■ Material for this task:
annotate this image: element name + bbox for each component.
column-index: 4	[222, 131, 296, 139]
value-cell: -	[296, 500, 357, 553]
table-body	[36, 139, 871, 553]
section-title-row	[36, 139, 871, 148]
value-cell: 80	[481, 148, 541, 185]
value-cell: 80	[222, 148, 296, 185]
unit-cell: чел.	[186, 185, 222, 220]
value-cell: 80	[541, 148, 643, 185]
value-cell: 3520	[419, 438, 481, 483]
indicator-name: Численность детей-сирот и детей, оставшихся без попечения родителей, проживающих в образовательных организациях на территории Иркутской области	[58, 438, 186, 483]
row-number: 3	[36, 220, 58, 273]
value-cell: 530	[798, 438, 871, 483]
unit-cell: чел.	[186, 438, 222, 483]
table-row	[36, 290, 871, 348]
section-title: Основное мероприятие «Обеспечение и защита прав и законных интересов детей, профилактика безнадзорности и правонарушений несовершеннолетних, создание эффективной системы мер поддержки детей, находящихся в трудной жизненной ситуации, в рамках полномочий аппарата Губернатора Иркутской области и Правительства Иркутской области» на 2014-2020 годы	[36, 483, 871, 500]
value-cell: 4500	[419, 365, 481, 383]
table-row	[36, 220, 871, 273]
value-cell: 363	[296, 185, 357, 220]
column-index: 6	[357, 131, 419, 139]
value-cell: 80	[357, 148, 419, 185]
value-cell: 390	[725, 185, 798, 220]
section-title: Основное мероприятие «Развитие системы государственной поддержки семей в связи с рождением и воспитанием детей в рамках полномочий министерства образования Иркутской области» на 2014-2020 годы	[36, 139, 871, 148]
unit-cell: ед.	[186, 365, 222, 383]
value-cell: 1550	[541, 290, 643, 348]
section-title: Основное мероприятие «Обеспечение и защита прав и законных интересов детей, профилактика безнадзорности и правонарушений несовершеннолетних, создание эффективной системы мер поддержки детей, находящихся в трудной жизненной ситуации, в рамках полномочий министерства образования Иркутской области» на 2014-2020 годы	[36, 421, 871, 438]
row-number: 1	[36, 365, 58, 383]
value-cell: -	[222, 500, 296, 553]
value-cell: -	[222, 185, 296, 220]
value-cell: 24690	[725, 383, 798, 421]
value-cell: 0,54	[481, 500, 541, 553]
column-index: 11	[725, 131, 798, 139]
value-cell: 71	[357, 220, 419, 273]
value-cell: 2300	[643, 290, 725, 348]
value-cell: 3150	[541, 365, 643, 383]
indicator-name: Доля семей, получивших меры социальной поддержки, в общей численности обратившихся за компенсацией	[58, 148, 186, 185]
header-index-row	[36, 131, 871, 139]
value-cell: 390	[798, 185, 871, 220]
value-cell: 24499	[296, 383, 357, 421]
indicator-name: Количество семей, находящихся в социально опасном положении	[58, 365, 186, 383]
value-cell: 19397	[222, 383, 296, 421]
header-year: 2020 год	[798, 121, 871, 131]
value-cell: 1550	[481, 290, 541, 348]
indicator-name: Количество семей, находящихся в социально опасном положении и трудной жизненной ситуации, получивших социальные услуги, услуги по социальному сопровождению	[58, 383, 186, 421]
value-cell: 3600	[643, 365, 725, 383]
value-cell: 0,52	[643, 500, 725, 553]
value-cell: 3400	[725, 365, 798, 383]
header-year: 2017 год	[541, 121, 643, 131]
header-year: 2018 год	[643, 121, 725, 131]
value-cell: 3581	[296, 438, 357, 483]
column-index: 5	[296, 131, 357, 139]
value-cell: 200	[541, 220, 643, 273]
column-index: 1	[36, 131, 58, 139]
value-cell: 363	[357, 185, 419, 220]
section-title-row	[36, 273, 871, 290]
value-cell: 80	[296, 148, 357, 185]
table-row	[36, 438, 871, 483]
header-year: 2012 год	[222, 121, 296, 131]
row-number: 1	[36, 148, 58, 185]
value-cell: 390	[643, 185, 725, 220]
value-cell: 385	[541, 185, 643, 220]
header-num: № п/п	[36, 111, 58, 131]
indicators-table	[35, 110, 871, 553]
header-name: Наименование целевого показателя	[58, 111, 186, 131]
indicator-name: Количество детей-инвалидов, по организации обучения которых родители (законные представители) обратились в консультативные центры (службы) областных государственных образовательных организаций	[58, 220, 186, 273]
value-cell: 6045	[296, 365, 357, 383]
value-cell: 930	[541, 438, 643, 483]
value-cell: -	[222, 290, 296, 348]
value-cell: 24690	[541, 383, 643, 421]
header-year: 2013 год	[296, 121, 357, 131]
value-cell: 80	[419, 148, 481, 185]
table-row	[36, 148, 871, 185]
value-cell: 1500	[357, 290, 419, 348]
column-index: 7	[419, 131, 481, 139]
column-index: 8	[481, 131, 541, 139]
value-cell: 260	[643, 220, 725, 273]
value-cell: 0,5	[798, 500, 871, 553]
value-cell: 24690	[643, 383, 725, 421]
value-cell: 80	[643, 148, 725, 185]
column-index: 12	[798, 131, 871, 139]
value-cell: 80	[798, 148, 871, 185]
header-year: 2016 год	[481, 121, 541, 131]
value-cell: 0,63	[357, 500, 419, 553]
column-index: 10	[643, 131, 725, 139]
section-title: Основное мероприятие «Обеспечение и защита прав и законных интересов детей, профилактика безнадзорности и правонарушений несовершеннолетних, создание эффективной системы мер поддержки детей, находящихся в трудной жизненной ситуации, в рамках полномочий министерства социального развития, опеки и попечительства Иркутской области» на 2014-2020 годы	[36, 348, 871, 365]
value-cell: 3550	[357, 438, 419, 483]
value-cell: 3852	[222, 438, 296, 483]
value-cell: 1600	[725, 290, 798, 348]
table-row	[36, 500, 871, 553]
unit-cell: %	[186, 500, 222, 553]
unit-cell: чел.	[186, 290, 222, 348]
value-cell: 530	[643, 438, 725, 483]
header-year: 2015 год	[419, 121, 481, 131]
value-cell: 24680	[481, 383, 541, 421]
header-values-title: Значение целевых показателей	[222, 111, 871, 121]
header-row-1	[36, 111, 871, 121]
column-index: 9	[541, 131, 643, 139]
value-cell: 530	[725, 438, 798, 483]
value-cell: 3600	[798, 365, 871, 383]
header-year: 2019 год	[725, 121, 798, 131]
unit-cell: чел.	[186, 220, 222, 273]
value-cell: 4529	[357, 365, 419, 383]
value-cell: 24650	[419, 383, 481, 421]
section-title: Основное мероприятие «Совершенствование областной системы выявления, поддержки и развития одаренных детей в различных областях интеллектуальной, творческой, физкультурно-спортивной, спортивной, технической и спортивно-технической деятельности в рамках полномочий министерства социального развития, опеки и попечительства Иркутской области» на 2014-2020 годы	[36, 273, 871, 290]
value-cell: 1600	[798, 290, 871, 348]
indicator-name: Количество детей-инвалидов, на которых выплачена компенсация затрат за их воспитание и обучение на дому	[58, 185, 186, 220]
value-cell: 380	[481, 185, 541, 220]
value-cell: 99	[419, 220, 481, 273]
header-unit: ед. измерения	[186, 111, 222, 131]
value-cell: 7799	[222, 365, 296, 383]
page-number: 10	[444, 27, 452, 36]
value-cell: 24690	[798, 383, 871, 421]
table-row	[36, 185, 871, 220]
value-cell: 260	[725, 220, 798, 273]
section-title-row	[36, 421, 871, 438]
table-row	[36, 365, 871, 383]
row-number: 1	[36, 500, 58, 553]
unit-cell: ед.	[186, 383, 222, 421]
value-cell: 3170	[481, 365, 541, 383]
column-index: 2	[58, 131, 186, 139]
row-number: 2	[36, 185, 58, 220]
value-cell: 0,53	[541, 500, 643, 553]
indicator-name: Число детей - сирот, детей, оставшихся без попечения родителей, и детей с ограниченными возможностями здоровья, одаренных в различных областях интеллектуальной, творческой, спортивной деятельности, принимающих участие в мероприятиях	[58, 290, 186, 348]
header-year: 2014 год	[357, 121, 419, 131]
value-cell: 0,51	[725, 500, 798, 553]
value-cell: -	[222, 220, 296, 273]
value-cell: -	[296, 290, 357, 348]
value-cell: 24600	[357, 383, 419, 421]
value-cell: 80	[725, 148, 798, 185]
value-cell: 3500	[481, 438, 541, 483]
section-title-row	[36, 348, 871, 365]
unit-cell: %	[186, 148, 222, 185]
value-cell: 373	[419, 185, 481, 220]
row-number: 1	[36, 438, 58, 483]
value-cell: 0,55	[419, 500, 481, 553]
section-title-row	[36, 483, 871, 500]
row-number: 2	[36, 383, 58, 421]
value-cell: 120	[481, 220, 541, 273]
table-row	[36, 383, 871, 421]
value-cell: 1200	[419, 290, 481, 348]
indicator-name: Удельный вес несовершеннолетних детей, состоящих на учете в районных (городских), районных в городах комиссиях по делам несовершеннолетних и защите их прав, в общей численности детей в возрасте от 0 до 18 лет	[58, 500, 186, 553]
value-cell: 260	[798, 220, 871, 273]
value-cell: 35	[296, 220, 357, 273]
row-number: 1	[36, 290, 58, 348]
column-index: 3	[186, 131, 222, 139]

■ Challenge: Please rewrite the items from the first one through the line with "148, 541, 185]", swapping "value-cell" for "data-cell" and keeping everything else the same.

■ Solution for this exercise:
annotate this image: element name + bbox for each component.
column-index: 4	[222, 131, 296, 139]
data-cell: -	[296, 500, 357, 553]
table-body	[36, 139, 871, 553]
section-title-row	[36, 139, 871, 148]
data-cell: 80	[481, 148, 541, 185]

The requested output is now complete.